> Records for the exercise
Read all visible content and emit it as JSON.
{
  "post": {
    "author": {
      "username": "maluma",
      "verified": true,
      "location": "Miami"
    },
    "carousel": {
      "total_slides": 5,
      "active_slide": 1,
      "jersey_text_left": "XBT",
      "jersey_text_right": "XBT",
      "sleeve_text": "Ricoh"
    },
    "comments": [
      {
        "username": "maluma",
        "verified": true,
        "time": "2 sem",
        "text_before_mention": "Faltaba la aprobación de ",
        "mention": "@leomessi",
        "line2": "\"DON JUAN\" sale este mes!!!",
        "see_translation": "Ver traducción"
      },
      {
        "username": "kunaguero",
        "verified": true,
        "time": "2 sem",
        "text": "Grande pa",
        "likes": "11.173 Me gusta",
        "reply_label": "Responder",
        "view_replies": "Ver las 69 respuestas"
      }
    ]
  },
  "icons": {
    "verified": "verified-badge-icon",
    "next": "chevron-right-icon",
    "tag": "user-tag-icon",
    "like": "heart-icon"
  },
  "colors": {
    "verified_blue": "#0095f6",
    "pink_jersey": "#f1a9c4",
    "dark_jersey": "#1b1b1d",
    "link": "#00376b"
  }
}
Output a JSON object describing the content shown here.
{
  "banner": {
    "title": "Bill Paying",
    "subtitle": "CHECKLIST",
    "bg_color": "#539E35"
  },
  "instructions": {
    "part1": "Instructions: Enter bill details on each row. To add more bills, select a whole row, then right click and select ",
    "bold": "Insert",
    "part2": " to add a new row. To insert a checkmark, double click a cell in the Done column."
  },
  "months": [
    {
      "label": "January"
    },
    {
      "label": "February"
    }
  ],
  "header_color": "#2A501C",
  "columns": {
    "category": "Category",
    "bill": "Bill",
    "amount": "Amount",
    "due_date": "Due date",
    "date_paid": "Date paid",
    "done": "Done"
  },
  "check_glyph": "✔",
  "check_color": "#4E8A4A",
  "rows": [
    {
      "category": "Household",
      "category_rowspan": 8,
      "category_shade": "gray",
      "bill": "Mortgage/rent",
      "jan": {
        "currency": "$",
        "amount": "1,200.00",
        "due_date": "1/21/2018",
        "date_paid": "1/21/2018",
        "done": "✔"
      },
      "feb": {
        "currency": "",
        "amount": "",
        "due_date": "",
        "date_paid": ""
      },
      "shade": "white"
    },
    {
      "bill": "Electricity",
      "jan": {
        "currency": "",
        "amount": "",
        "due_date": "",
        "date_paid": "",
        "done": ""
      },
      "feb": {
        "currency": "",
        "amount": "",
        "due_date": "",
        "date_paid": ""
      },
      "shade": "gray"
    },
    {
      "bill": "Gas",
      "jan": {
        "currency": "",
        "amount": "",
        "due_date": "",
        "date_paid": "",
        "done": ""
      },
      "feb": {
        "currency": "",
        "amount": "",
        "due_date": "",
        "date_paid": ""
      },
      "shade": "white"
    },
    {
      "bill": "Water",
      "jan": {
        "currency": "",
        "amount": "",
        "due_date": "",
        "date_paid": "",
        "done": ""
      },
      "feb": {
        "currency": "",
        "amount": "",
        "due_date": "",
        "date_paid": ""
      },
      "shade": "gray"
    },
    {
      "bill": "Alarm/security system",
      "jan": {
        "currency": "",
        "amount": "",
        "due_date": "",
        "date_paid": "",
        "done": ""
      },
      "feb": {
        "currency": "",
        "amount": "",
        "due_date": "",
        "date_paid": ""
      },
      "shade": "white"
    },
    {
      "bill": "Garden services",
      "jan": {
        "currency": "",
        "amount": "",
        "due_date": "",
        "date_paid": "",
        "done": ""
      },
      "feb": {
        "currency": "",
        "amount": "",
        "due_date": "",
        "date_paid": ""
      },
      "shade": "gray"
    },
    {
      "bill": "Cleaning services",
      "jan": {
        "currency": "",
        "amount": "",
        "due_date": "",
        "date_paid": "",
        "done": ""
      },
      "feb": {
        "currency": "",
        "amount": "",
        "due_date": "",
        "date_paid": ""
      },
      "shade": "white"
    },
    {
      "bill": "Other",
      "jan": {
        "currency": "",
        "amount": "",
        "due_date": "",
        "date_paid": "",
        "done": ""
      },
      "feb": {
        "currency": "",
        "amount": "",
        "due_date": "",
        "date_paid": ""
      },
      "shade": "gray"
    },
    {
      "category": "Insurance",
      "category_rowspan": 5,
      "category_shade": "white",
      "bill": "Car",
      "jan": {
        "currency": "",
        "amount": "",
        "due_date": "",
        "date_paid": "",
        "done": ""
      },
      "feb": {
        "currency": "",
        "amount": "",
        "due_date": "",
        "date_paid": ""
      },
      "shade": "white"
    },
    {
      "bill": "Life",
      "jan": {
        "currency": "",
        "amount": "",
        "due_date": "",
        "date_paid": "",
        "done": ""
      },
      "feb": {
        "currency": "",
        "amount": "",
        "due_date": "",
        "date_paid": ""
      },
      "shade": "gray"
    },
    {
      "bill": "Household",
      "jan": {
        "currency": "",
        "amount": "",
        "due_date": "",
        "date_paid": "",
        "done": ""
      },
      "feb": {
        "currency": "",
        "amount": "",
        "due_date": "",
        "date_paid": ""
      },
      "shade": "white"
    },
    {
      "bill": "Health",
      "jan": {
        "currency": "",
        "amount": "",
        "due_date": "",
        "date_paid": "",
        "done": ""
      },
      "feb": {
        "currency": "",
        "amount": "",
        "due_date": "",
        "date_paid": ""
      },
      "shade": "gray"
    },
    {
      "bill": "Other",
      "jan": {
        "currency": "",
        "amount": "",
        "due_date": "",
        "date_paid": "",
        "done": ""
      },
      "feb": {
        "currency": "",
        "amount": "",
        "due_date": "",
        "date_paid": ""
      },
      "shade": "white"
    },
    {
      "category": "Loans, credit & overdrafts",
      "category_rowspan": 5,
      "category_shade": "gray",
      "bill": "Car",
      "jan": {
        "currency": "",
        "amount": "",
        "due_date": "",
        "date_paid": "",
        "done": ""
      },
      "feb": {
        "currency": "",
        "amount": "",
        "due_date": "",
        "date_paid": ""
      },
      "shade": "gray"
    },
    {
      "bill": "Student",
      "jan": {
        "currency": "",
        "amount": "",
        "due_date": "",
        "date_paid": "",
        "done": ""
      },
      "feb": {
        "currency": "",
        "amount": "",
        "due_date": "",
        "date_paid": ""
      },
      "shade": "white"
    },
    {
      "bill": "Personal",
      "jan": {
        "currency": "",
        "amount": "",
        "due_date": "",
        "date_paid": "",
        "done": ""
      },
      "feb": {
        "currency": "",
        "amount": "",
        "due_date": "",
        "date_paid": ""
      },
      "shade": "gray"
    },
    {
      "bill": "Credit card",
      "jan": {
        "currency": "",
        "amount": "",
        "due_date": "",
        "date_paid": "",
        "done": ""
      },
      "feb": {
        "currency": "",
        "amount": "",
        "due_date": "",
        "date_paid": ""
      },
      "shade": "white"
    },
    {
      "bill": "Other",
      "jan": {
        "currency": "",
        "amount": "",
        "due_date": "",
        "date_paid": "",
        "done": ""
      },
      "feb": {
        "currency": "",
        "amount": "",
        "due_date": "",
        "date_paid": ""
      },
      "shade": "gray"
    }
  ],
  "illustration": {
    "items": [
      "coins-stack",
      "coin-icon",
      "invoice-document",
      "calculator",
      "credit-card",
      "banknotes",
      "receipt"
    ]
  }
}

> Task statement
Word for word, extract all the records.

> Correct answer
Read all visible content and emit it as JSON.
{
  "post": {
    "author": {
      "username": "maluma",
      "verified": true,
      "location": "Miami"
    },
    "carousel": {
      "total_slides": 5,
      "active_slide": 1,
      "jersey_text_left": "XBT",
      "jersey_text_right": "XBT",
      "sleeve_text": "Ricoh"
    },
    "comments": [
      {
        "username": "maluma",
        "verified": true,
        "time": "2 sem",
        "text_before_mention": "Faltaba la aprobación de ",
        "mention": "@leomessi",
        "line2": "\"DON JUAN\" sale este mes!!!",
        "see_translation": "Ver traducción"
      },
      {
        "username": "kunaguero",
        "verified": true,
        "time": "2 sem",
        "text": "Grande pa",
        "likes": "11.173 Me gusta",
        "reply_label": "Responder",
        "view_replies": "Ver las 69 respuestas"
      }
    ]
  },
  "icons": {
    "verified": "verified-badge-icon",
    "next": "chevron-right-icon",
    "tag": "user-tag-icon",
    "like": "heart-icon"
  },
  "colors": {
    "verified_blue": "#0095f6",
    "pink_jersey": "#f1a9c4",
    "dark_jersey": "#1b1b1d",
    "link": "#00376b"
  }
}
Output a JSON object describing the content shown here.
{
  "banner": {
    "title": "Bill Paying",
    "subtitle": "CHECKLIST",
    "bg_color": "#539E35"
  },
  "instructions": {
    "part1": "Instructions: Enter bill details on each row. To add more bills, select a whole row, then right click and select ",
    "bold": "Insert",
    "part2": " to add a new row. To insert a checkmark, double click a cell in the Done column."
  },
  "months": [
    {
      "label": "January"
    },
    {
      "label": "February"
    }
  ],
  "header_color": "#2A501C",
  "columns": {
    "category": "Category",
    "bill": "Bill",
    "amount": "Amount",
    "due_date": "Due date",
    "date_paid": "Date paid",
    "done": "Done"
  },
  "check_glyph": "✔",
  "check_color": "#4E8A4A",
  "rows": [
    {
      "category": "Household",
      "category_rowspan": 8,
      "category_shade": "gray",
      "bill": "Mortgage/rent",
      "jan": {
        "currency": "$",
        "amount": "1,200.00",
        "due_date": "1/21/2018",
        "date_paid": "1/21/2018",
        "done": "✔"
      },
      "feb": {
        "currency": "",
        "amount": "",
        "due_date": "",
        "date_paid": ""
      },
      "shade": "white"
    },
    {
      "bill": "Electricity",
      "jan": {
        "currency": "",
        "amount": "",
        "due_date": "",
        "date_paid": "",
        "done": ""
      },
      "feb": {
        "currency": "",
        "amount": "",
        "due_date": "",
        "date_paid": ""
      },
      "shade": "gray"
    },
    {
      "bill": "Gas",
      "jan": {
        "currency": "",
        "amount": "",
        "due_date": "",
        "date_paid": "",
        "done": ""
      },
      "feb": {
        "currency": "",
        "amount": "",
        "due_date": "",
        "date_paid": ""
      },
      "shade": "white"
    },
    {
      "bill": "Water",
      "jan": {
        "currency": "",
        "amount": "",
        "due_date": "",
        "date_paid": "",
        "done": ""
      },
      "feb": {
        "currency": "",
        "amount": "",
        "due_date": "",
        "date_paid": ""
      },
      "shade": "gray"
    },
    {
      "bill": "Alarm/security system",
      "jan": {
        "currency": "",
        "amount": "",
        "due_date": "",
        "date_paid": "",
        "done": ""
      },
      "feb": {
        "currency": "",
        "amount": "",
        "due_date": "",
        "date_paid": ""
      },
      "shade": "white"
    },
    {
      "bill": "Garden services",
      "jan": {
        "currency": "",
        "amount": "",
        "due_date": "",
        "date_paid": "",
        "done": ""
      },
      "feb": {
        "currency": "",
        "amount": "",
        "due_date": "",
        "date_paid": ""
      },
      "shade": "gray"
    },
    {
      "bill": "Cleaning services",
      "jan": {
        "currency": "",
        "amount": "",
        "due_date": "",
        "date_paid": "",
        "done": ""
      },
      "feb": {
        "currency": "",
        "amount": "",
        "due_date": "",
        "date_paid": ""
      },
      "shade": "white"
    },
    {
      "bill": "Other",
      "jan": {
        "currency": "",
        "amount": "",
        "due_date": "",
        "date_paid": "",
        "done": ""
      },
      "feb": {
        "currency": "",
        "amount": "",
        "due_date": "",
        "date_paid": ""
      },
      "shade": "gray"
    },
    {
      "category": "Insurance",
      "category_rowspan": 5,
      "category_shade": "white",
      "bill": "Car",
      "jan": {
        "currency": "",
        "amount": "",
        "due_date": "",
        "date_paid": "",
        "done": ""
      },
      "feb": {
        "currency": "",
        "amount": "",
        "due_date": "",
        "date_paid": ""
      },
      "shade": "white"
    },
    {
      "bill": "Life",
      "jan": {
        "currency": "",
        "amount": "",
        "due_date": "",
        "date_paid": "",
        "done": ""
      },
      "feb": {
        "currency": "",
        "amount": "",
        "due_date": "",
        "date_paid": ""
      },
      "shade": "gray"
    },
    {
      "bill": "Household",
      "jan": {
        "currency": "",
        "amount": "",
        "due_date": "",
        "date_paid": "",
        "done": ""
      },
      "feb": {
        "currency": "",
        "amount": "",
        "due_date": "",
        "date_paid": ""
      },
      "shade": "white"
    },
    {
      "bill": "Health",
      "jan": {
        "currency": "",
        "amount": "",
        "due_date": "",
        "date_paid": "",
        "done": ""
      },
      "feb": {
        "currency": "",
        "amount": "",
        "due_date": "",
        "date_paid": ""
      },
      "shade": "gray"
    },
    {
      "bill": "Other",
      "jan": {
        "currency": "",
        "amount": "",
        "due_date": "",
        "date_paid": "",
        "done": ""
      },
      "feb": {
        "currency": "",
        "amount": "",
        "due_date": "",
        "date_paid": ""
      },
      "shade": "white"
    },
    {
      "category": "Loans, credit & overdrafts",
      "category_rowspan": 5,
      "category_shade": "gray",
      "bill": "Car",
      "jan": {
        "currency": "",
        "amount": "",
        "due_date": "",
        "date_paid": "",
        "done": ""
      },
      "feb": {
        "currency": "",
        "amount": "",
        "due_date": "",
        "date_paid": ""
      },
      "shade": "gray"
    },
    {
      "bill": "Student",
      "jan": {
        "currency": "",
        "amount": "",
        "due_date": "",
        "date_paid": "",
        "done": ""
      },
      "feb": {
        "currency": "",
        "amount": "",
        "due_date": "",
        "date_paid": ""
      },
      "shade": "white"
    },
    {
      "bill": "Personal",
      "jan": {
        "currency": "",
        "amount": "",
        "due_date": "",
        "date_paid": "",
        "done": ""
      },
      "feb": {
        "currency": "",
        "amount": "",
        "due_date": "",
        "date_paid": ""
      },
      "shade": "gray"
    },
    {
      "bill": "Credit card",
      "jan": {
        "currency": "",
        "amount": "",
        "due_date": "",
        "date_paid": "",
        "done": ""
      },
      "feb": {
        "currency": "",
        "amount": "",
        "due_date": "",
        "date_paid": ""
      },
      "shade": "white"
    },
    {
      "bill": "Other",
      "jan": {
        "currency": "",
        "amount": "",
        "due_date": "",
        "date_paid": "",
        "done": ""
      },
      "feb": {
        "currency": "",
        "amount": "",
        "due_date": "",
        "date_paid": ""
      },
      "shade": "gray"
    }
  ],
  "illustration": {
    "items": [
      "coins-stack",
      "coin-icon",
      "invoice-document",
      "calculator",
      "credit-card",
      "banknotes",
      "receipt"
    ]
  }
}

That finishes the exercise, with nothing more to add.